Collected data
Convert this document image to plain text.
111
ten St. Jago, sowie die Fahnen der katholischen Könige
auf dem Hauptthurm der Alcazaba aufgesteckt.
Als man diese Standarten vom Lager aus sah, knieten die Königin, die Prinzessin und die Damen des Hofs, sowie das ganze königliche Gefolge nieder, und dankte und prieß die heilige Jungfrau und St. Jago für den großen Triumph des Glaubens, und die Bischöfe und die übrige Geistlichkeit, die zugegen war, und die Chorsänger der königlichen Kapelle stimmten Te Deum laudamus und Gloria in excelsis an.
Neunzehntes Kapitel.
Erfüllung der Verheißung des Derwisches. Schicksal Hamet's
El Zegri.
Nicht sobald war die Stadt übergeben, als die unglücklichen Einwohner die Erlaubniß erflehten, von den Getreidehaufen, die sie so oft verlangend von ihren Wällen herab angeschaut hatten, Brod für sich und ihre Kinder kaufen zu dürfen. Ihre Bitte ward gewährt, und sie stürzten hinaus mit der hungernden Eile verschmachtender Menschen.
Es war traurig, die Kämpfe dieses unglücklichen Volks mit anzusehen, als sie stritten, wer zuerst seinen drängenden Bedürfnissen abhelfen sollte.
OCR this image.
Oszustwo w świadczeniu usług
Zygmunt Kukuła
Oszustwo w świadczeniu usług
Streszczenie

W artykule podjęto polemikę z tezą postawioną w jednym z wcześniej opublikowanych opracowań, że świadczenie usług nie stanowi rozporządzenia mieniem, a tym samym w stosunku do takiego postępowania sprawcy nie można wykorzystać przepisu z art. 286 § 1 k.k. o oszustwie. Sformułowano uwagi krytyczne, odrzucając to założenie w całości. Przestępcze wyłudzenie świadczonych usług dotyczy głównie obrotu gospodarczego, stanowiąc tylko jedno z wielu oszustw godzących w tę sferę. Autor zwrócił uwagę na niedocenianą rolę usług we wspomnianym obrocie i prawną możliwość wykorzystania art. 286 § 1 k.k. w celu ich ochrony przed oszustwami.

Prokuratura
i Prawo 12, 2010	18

(What you are asked to do)
Report every line in the data above in which the word "this" appears.

(Worked answer)
Convert this document image to plain text.
OCR this image.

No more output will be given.